Set exercise: Gather up every line that includes the string "示例编辑框".

● ● ● ●

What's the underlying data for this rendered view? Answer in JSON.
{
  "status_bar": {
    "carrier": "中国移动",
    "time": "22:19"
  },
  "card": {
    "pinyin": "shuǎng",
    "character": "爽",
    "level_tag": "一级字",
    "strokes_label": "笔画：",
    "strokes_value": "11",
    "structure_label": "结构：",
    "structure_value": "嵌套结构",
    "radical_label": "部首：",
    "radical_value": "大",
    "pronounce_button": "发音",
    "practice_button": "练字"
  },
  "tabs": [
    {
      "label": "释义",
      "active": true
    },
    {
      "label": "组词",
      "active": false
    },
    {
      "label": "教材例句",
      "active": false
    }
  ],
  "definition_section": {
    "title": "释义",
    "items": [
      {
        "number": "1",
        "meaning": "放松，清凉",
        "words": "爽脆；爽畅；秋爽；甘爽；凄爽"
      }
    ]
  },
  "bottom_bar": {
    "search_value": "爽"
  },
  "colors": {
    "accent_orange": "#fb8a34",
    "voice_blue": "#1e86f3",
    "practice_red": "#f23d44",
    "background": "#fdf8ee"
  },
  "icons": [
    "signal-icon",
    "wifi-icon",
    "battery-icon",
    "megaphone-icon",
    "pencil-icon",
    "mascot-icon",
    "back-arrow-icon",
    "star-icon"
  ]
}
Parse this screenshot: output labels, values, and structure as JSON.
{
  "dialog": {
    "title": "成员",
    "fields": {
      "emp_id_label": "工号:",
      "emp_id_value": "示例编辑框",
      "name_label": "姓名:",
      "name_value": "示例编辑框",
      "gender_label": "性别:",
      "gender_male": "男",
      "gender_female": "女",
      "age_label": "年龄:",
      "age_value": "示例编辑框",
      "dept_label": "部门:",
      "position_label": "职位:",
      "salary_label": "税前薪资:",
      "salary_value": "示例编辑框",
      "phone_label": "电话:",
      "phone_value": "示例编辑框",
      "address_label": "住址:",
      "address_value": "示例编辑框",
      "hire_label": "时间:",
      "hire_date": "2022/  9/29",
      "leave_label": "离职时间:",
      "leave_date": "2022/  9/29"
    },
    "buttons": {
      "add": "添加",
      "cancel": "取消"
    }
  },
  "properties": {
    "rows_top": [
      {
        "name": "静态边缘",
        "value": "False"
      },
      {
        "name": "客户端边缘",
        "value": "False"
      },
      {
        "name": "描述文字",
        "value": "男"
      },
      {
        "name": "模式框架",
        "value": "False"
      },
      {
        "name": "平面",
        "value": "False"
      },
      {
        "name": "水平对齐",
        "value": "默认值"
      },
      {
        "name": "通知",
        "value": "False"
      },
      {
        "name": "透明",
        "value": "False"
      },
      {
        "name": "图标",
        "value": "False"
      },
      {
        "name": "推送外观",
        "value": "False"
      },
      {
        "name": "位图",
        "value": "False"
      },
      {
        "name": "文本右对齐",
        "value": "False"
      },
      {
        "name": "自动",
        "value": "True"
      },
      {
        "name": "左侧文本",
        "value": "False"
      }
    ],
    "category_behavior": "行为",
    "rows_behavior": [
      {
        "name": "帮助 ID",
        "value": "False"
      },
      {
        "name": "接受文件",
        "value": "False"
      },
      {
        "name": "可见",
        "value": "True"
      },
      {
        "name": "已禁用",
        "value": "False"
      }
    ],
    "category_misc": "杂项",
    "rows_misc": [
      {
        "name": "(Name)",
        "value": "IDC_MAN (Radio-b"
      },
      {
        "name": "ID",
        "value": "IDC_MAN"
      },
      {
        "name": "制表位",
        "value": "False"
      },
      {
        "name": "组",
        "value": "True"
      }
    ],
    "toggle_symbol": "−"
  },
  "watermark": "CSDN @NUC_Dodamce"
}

● ● ● ●

Result of the exercise:
      "emp_id_value": "示例编辑框",
      "name_value": "示例编辑框",
      "age_value": "示例编辑框",
      "salary_value": "示例编辑框",
      "phone_value": "示例编辑框",
      "address_value": "示例编辑框",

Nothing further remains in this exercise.